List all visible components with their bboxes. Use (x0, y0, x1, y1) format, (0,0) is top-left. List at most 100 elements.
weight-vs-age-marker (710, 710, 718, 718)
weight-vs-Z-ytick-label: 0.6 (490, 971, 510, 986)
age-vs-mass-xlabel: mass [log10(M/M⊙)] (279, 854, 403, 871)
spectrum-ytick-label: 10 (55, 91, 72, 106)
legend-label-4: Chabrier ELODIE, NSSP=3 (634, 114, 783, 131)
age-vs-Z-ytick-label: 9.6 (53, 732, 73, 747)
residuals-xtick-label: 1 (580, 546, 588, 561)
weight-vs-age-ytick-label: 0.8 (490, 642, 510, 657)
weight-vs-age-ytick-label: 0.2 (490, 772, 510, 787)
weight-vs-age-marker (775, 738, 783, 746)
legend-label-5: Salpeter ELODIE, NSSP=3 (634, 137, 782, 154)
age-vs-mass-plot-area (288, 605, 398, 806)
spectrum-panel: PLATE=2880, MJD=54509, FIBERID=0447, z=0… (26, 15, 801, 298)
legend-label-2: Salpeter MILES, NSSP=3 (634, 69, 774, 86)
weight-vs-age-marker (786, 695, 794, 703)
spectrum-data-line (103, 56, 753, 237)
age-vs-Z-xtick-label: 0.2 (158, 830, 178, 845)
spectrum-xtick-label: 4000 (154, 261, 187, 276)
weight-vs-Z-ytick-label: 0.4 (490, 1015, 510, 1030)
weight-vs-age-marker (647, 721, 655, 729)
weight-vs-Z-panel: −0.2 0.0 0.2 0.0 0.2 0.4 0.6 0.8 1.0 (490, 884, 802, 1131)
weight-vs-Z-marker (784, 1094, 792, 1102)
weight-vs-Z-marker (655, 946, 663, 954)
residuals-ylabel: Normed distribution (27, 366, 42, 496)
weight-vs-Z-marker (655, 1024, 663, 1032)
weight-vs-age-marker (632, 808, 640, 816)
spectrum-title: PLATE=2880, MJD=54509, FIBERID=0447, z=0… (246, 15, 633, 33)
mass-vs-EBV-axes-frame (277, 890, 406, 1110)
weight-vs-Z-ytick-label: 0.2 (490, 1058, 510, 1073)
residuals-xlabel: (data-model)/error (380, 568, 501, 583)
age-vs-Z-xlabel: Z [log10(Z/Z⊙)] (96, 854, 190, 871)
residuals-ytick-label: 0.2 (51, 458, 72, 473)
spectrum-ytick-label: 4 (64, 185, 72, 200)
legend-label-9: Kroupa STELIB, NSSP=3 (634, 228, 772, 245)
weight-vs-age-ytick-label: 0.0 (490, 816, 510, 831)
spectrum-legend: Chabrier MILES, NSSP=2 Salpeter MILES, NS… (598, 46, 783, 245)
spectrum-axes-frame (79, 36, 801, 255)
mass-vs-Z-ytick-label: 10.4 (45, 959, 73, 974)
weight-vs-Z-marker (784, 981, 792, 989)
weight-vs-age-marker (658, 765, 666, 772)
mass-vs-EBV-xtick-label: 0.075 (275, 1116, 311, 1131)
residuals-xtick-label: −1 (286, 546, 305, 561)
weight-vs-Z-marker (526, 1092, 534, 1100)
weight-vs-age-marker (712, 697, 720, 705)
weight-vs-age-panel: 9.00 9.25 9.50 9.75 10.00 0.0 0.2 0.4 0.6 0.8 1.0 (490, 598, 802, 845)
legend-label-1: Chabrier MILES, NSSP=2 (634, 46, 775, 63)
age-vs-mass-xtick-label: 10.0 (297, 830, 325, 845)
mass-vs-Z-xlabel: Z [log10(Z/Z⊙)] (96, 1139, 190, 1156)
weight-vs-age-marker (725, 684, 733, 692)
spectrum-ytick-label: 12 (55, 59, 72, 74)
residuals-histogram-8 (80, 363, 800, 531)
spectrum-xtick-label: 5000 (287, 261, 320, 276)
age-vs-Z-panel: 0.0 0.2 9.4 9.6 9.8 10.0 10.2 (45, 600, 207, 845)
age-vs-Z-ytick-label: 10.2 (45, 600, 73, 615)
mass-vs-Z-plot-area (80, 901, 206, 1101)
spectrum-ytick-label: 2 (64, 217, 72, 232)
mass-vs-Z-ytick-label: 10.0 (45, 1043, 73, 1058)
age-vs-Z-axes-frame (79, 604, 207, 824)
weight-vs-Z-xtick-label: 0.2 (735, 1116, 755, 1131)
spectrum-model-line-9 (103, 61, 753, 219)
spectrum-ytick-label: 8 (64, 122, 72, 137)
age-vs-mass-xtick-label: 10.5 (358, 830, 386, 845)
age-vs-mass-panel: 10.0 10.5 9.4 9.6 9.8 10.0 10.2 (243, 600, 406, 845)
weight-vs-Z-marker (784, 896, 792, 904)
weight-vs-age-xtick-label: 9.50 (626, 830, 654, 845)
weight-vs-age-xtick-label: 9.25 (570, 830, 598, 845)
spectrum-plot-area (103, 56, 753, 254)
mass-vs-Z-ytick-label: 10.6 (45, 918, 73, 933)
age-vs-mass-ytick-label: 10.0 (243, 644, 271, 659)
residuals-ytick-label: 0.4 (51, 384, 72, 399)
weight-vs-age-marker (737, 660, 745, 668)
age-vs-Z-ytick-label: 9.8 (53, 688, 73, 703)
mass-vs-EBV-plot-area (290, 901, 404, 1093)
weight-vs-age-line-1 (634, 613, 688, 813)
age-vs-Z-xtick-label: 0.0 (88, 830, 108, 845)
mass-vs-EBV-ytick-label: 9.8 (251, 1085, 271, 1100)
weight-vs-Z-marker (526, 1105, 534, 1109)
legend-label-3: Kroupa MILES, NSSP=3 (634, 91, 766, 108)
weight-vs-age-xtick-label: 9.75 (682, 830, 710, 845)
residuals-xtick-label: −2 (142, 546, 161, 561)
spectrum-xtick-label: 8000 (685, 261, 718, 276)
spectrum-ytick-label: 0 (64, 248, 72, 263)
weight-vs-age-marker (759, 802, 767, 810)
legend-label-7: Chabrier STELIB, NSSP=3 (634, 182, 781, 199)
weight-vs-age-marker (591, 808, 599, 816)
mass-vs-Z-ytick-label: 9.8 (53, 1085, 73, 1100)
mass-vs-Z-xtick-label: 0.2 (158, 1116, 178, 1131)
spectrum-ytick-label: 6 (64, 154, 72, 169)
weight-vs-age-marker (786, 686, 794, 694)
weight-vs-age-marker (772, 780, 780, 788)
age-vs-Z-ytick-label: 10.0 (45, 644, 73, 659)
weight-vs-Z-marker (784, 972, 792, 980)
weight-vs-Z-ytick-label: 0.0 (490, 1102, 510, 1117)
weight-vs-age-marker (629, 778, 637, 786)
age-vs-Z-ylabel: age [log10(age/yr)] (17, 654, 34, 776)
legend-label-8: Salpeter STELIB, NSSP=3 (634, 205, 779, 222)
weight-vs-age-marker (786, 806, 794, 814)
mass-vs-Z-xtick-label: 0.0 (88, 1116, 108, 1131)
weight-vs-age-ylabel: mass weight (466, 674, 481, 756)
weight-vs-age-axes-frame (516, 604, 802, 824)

_____

Copy out every item above, keeping each one word for word.

List all visible components with their bboxes. Use (x0, y0, x1, y1) format, (0,0) is top-left. List at most 100 elements.
weight-vs-age-marker (710, 710, 718, 718)
weight-vs-Z-ytick-label: 0.6 (490, 971, 510, 986)
age-vs-mass-xlabel: mass [log10(M/M⊙)] (279, 854, 403, 871)
spectrum-ytick-label: 10 (55, 91, 72, 106)
legend-label-4: Chabrier ELODIE, NSSP=3 (634, 114, 783, 131)
age-vs-Z-ytick-label: 9.6 (53, 732, 73, 747)
residuals-xtick-label: 1 (580, 546, 588, 561)
weight-vs-age-ytick-label: 0.8 (490, 642, 510, 657)
weight-vs-age-ytick-label: 0.2 (490, 772, 510, 787)
weight-vs-age-marker (775, 738, 783, 746)
legend-label-5: Salpeter ELODIE, NSSP=3 (634, 137, 782, 154)
age-vs-mass-plot-area (288, 605, 398, 806)
spectrum-panel: PLATE=2880, MJD=54509, FIBERID=0447, z=0… (26, 15, 801, 298)
legend-label-2: Salpeter MILES, NSSP=3 (634, 69, 774, 86)
weight-vs-age-marker (786, 695, 794, 703)
spectrum-data-line (103, 56, 753, 237)
age-vs-Z-xtick-label: 0.2 (158, 830, 178, 845)
spectrum-xtick-label: 4000 (154, 261, 187, 276)
weight-vs-Z-ytick-label: 0.4 (490, 1015, 510, 1030)
weight-vs-age-marker (647, 721, 655, 729)
weight-vs-Z-panel: −0.2 0.0 0.2 0.0 0.2 0.4 0.6 0.8 1.0 (490, 884, 802, 1131)
weight-vs-Z-marker (784, 1094, 792, 1102)
weight-vs-Z-marker (655, 946, 663, 954)
residuals-ylabel: Normed distribution (27, 366, 42, 496)
weight-vs-Z-marker (655, 1024, 663, 1032)
weight-vs-age-marker (632, 808, 640, 816)
spectrum-title: PLATE=2880, MJD=54509, FIBERID=0447, z=0… (246, 15, 633, 33)
mass-vs-EBV-axes-frame (277, 890, 406, 1110)
weight-vs-Z-ytick-label: 0.2 (490, 1058, 510, 1073)
residuals-xlabel: (data-model)/error (380, 568, 501, 583)
age-vs-Z-xlabel: Z [log10(Z/Z⊙)] (96, 854, 190, 871)
residuals-ytick-label: 0.2 (51, 458, 72, 473)
spectrum-ytick-label: 4 (64, 185, 72, 200)
legend-label-9: Kroupa STELIB, NSSP=3 (634, 228, 772, 245)
weight-vs-age-ytick-label: 0.0 (490, 816, 510, 831)
spectrum-legend: Chabrier MILES, NSSP=2 Salpeter MILES, NS… (598, 46, 783, 245)
spectrum-axes-frame (79, 36, 801, 255)
mass-vs-Z-ytick-label: 10.4 (45, 959, 73, 974)
weight-vs-Z-marker (784, 981, 792, 989)
weight-vs-age-marker (658, 765, 666, 772)
mass-vs-EBV-xtick-label: 0.075 (275, 1116, 311, 1131)
residuals-xtick-label: −1 (286, 546, 305, 561)
weight-vs-Z-marker (526, 1092, 534, 1100)
weight-vs-age-marker (712, 697, 720, 705)
weight-vs-age-panel: 9.00 9.25 9.50 9.75 10.00 0.0 0.2 0.4 0.6 0.8 1.0 (490, 598, 802, 845)
legend-label-1: Chabrier MILES, NSSP=2 (634, 46, 775, 63)
age-vs-mass-xtick-label: 10.0 (297, 830, 325, 845)
mass-vs-Z-xlabel: Z [log10(Z/Z⊙)] (96, 1139, 190, 1156)
weight-vs-age-marker (725, 684, 733, 692)
spectrum-ytick-label: 12 (55, 59, 72, 74)
residuals-histogram-8 (80, 363, 800, 531)
spectrum-xtick-label: 5000 (287, 261, 320, 276)
age-vs-Z-panel: 0.0 0.2 9.4 9.6 9.8 10.0 10.2 (45, 600, 207, 845)
age-vs-Z-ytick-label: 10.2 (45, 600, 73, 615)
mass-vs-Z-plot-area (80, 901, 206, 1101)
spectrum-ytick-label: 2 (64, 217, 72, 232)
mass-vs-Z-ytick-label: 10.0 (45, 1043, 73, 1058)
age-vs-Z-axes-frame (79, 604, 207, 824)
weight-vs-Z-xtick-label: 0.2 (735, 1116, 755, 1131)
spectrum-model-line-9 (103, 61, 753, 219)
spectrum-ytick-label: 8 (64, 122, 72, 137)
age-vs-mass-xtick-label: 10.5 (358, 830, 386, 845)
age-vs-mass-panel: 10.0 10.5 9.4 9.6 9.8 10.0 10.2 (243, 600, 406, 845)
weight-vs-Z-marker (784, 896, 792, 904)
weight-vs-age-xtick-label: 9.50 (626, 830, 654, 845)
weight-vs-age-xtick-label: 9.25 (570, 830, 598, 845)
spectrum-plot-area (103, 56, 753, 254)
mass-vs-Z-ytick-label: 10.6 (45, 918, 73, 933)
age-vs-mass-ytick-label: 10.0 (243, 644, 271, 659)
residuals-ytick-label: 0.4 (51, 384, 72, 399)
weight-vs-age-marker (737, 660, 745, 668)
age-vs-Z-ytick-label: 9.8 (53, 688, 73, 703)
mass-vs-EBV-plot-area (290, 901, 404, 1093)
weight-vs-age-line-1 (634, 613, 688, 813)
age-vs-Z-xtick-label: 0.0 (88, 830, 108, 845)
mass-vs-EBV-ytick-label: 9.8 (251, 1085, 271, 1100)
weight-vs-Z-marker (526, 1105, 534, 1109)
legend-label-3: Kroupa MILES, NSSP=3 (634, 91, 766, 108)
weight-vs-age-xtick-label: 9.75 (682, 830, 710, 845)
residuals-xtick-label: −2 (142, 546, 161, 561)
spectrum-xtick-label: 8000 (685, 261, 718, 276)
spectrum-ytick-label: 0 (64, 248, 72, 263)
weight-vs-age-marker (759, 802, 767, 810)
legend-label-7: Chabrier STELIB, NSSP=3 (634, 182, 781, 199)
weight-vs-age-marker (591, 808, 599, 816)
mass-vs-Z-ytick-label: 9.8 (53, 1085, 73, 1100)
mass-vs-Z-xtick-label: 0.2 (158, 1116, 178, 1131)
spectrum-ytick-label: 6 (64, 154, 72, 169)
weight-vs-age-marker (786, 686, 794, 694)
weight-vs-age-marker (772, 780, 780, 788)
age-vs-Z-ytick-label: 10.0 (45, 644, 73, 659)
weight-vs-Z-marker (784, 972, 792, 980)
weight-vs-Z-ytick-label: 0.0 (490, 1102, 510, 1117)
weight-vs-age-marker (629, 778, 637, 786)
age-vs-Z-ylabel: age [log10(age/yr)] (17, 654, 34, 776)
legend-label-8: Salpeter STELIB, NSSP=3 (634, 205, 779, 222)
weight-vs-age-marker (786, 806, 794, 814)
mass-vs-Z-xtick-label: 0.0 (88, 1116, 108, 1131)
weight-vs-age-ylabel: mass weight (466, 674, 481, 756)
weight-vs-age-axes-frame (516, 604, 802, 824)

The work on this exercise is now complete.